Dataset items:
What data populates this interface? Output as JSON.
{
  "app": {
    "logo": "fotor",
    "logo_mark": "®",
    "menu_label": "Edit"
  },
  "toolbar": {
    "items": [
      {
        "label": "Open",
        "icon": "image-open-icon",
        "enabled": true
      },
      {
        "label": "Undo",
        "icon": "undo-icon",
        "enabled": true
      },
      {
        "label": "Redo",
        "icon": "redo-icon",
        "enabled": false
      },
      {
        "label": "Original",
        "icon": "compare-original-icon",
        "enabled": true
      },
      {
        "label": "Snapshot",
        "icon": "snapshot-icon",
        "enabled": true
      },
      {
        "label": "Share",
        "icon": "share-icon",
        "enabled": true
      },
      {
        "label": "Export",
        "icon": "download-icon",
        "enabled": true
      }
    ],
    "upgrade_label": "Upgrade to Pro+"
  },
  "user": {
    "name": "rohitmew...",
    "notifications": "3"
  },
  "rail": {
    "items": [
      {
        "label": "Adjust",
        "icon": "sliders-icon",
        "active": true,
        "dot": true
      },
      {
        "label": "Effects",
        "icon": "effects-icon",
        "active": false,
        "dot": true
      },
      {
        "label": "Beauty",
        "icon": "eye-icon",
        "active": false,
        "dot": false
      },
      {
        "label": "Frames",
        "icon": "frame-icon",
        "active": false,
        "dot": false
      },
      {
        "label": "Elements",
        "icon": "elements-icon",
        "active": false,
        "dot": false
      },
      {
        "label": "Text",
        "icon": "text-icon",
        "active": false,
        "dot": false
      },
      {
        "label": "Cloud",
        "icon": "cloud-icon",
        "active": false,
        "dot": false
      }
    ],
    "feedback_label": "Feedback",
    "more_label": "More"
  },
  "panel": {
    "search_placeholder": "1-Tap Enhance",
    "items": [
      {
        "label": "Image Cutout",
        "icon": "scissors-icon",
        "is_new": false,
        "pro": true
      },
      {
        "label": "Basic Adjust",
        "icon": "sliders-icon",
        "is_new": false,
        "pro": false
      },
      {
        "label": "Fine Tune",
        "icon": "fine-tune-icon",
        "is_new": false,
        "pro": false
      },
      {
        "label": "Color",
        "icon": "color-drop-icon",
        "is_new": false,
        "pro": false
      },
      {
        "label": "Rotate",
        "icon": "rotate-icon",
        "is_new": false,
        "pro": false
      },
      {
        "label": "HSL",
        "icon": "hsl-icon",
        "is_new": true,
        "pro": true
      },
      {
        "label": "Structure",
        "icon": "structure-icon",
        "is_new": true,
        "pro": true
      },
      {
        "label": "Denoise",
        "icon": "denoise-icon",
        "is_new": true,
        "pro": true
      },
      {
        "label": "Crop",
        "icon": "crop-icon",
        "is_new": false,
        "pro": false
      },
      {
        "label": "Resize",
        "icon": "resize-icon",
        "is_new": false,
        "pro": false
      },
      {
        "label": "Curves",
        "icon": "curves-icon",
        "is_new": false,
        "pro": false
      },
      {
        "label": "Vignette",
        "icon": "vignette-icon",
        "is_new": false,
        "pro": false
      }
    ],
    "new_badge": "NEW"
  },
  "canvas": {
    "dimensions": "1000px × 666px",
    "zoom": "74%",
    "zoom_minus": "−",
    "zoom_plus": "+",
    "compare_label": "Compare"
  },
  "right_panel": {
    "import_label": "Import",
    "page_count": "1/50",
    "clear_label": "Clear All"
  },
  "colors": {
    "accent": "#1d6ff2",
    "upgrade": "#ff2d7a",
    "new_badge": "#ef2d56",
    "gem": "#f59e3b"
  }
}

Aim:
Each entry above needs to be retyped exactly.

Response:
What data populates this interface? Output as JSON.
{
  "app": {
    "logo": "fotor",
    "logo_mark": "®",
    "menu_label": "Edit"
  },
  "toolbar": {
    "items": [
      {
        "label": "Open",
        "icon": "image-open-icon",
        "enabled": true
      },
      {
        "label": "Undo",
        "icon": "undo-icon",
        "enabled": true
      },
      {
        "label": "Redo",
        "icon": "redo-icon",
        "enabled": false
      },
      {
        "label": "Original",
        "icon": "compare-original-icon",
        "enabled": true
      },
      {
        "label": "Snapshot",
        "icon": "snapshot-icon",
        "enabled": true
      },
      {
        "label": "Share",
        "icon": "share-icon",
        "enabled": true
      },
      {
        "label": "Export",
        "icon": "download-icon",
        "enabled": true
      }
    ],
    "upgrade_label": "Upgrade to Pro+"
  },
  "user": {
    "name": "rohitmew...",
    "notifications": "3"
  },
  "rail": {
    "items": [
      {
        "label": "Adjust",
        "icon": "sliders-icon",
        "active": true,
        "dot": true
      },
      {
        "label": "Effects",
        "icon": "effects-icon",
        "active": false,
        "dot": true
      },
      {
        "label": "Beauty",
        "icon": "eye-icon",
        "active": false,
        "dot": false
      },
      {
        "label": "Frames",
        "icon": "frame-icon",
        "active": false,
        "dot": false
      },
      {
        "label": "Elements",
        "icon": "elements-icon",
        "active": false,
        "dot": false
      },
      {
        "label": "Text",
        "icon": "text-icon",
        "active": false,
        "dot": false
      },
      {
        "label": "Cloud",
        "icon": "cloud-icon",
        "active": false,
        "dot": false
      }
    ],
    "feedback_label": "Feedback",
    "more_label": "More"
  },
  "panel": {
    "search_placeholder": "1-Tap Enhance",
    "items": [
      {
        "label": "Image Cutout",
        "icon": "scissors-icon",
        "is_new": false,
        "pro": true
      },
      {
        "label": "Basic Adjust",
        "icon": "sliders-icon",
        "is_new": false,
        "pro": false
      },
      {
        "label": "Fine Tune",
        "icon": "fine-tune-icon",
        "is_new": false,
        "pro": false
      },
      {
        "label": "Color",
        "icon": "color-drop-icon",
        "is_new": false,
        "pro": false
      },
      {
        "label": "Rotate",
        "icon": "rotate-icon",
        "is_new": false,
        "pro": false
      },
      {
        "label": "HSL",
        "icon": "hsl-icon",
        "is_new": true,
        "pro": true
      },
      {
        "label": "Structure",
        "icon": "structure-icon",
        "is_new": true,
        "pro": true
      },
      {
        "label": "Denoise",
        "icon": "denoise-icon",
        "is_new": true,
        "pro": true
      },
      {
        "label": "Crop",
        "icon": "crop-icon",
        "is_new": false,
        "pro": false
      },
      {
        "label": "Resize",
        "icon": "resize-icon",
        "is_new": false,
        "pro": false
      },
      {
        "label": "Curves",
        "icon": "curves-icon",
        "is_new": false,
        "pro": false
      },
      {
        "label": "Vignette",
        "icon": "vignette-icon",
        "is_new": false,
        "pro": false
      }
    ],
    "new_badge": "NEW"
  },
  "canvas": {
    "dimensions": "1000px × 666px",
    "zoom": "74%",
    "zoom_minus": "−",
    "zoom_plus": "+",
    "compare_label": "Compare"
  },
  "right_panel": {
    "import_label": "Import",
    "page_count": "1/50",
    "clear_label": "Clear All"
  },
  "colors": {
    "accent": "#1d6ff2",
    "upgrade": "#ff2d7a",
    "new_badge": "#ef2d56",
    "gem": "#f59e3b"
  }
}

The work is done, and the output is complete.